>> start Source records

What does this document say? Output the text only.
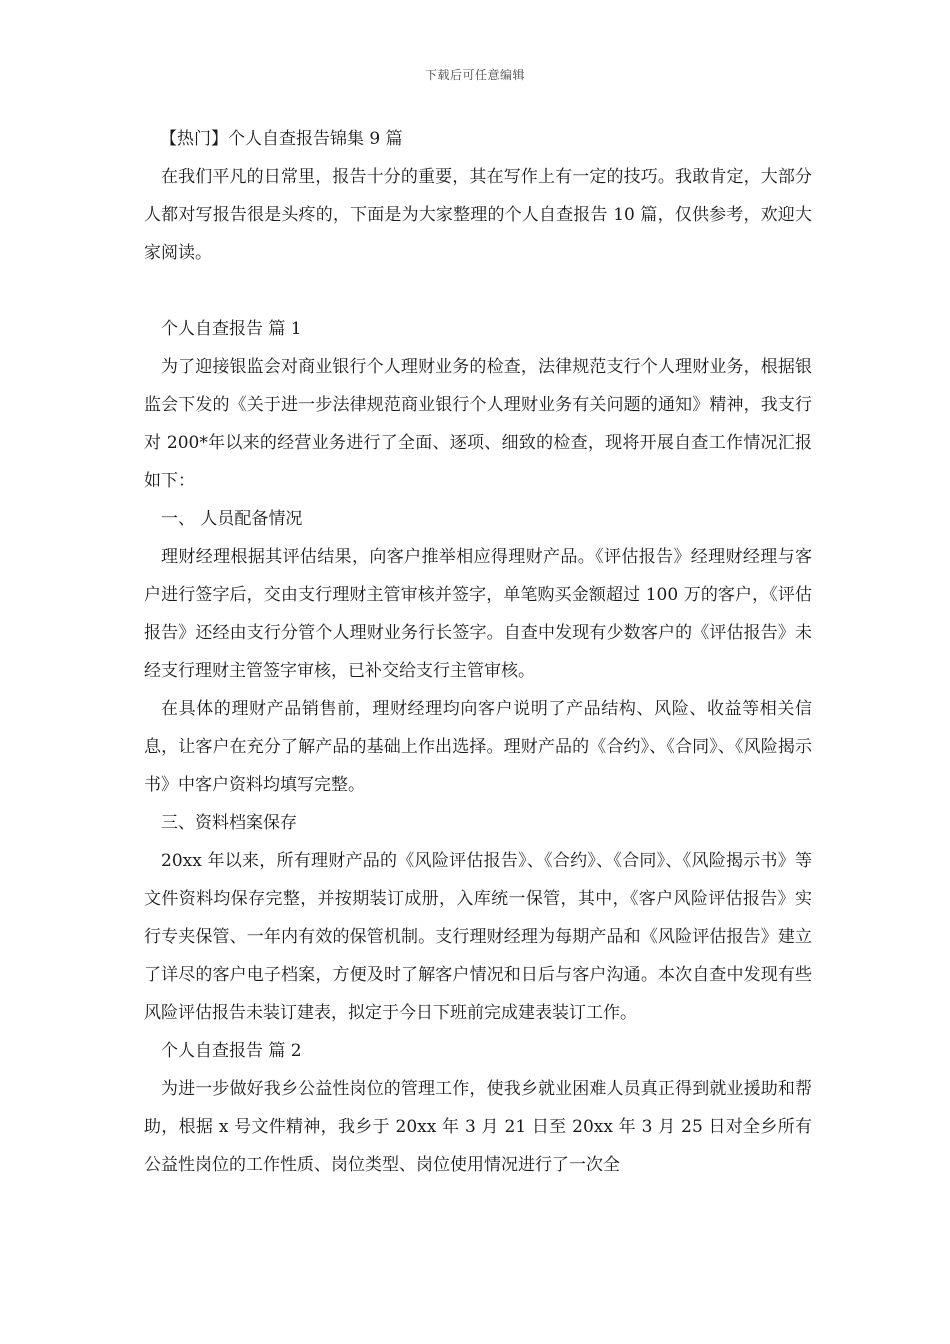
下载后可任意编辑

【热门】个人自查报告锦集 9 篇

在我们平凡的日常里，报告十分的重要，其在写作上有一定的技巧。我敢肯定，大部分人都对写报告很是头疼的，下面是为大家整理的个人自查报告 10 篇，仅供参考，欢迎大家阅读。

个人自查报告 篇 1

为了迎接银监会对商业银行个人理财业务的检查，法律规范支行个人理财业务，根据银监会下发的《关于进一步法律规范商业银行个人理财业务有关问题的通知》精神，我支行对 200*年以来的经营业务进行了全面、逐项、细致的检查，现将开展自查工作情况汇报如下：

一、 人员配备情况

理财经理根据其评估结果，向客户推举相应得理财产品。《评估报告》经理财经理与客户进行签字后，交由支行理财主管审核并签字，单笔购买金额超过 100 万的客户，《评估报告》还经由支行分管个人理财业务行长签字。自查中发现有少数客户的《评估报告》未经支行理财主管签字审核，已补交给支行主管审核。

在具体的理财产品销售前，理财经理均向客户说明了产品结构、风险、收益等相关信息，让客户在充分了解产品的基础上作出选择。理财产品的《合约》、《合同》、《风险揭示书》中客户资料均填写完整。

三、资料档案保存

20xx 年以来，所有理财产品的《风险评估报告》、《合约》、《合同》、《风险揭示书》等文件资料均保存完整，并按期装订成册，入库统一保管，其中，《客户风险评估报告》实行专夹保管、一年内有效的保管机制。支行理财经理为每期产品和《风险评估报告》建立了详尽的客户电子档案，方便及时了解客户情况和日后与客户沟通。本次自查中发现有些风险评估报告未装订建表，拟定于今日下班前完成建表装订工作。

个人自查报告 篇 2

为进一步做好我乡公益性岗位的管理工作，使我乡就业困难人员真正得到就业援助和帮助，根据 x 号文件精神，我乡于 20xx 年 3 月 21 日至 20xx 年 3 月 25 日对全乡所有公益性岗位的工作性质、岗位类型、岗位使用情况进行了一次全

>> end Source records

Given exercise: Pull every line containing the word "风险揭示书" out of the material.

Worked solution:
在具体的理财产品销售前，理财经理均向客户说明了产品结构、风险、收益等相关信息，让客户在充分了解产品的基础上作出选择。理财产品的《合约》、《合同》、《风险揭示书》中客户资料均填写完整。
20xx 年以来，所有理财产品的《风险评估报告》、《合约》、《合同》、《风险揭示书》等文件资料均保存完整，并按期装订成册，入库统一保管，其中，《客户风险评估报告》实行专夹保管、一年内有效的保管机制。支行理财经理为每期产品和《风险评估报告》建立了详尽的客户电子档案，方便及时了解客户情况和日后与客户沟通。本次自查中发现有些风险评估报告未装订建表，拟定于今日下班前完成建表装订工作。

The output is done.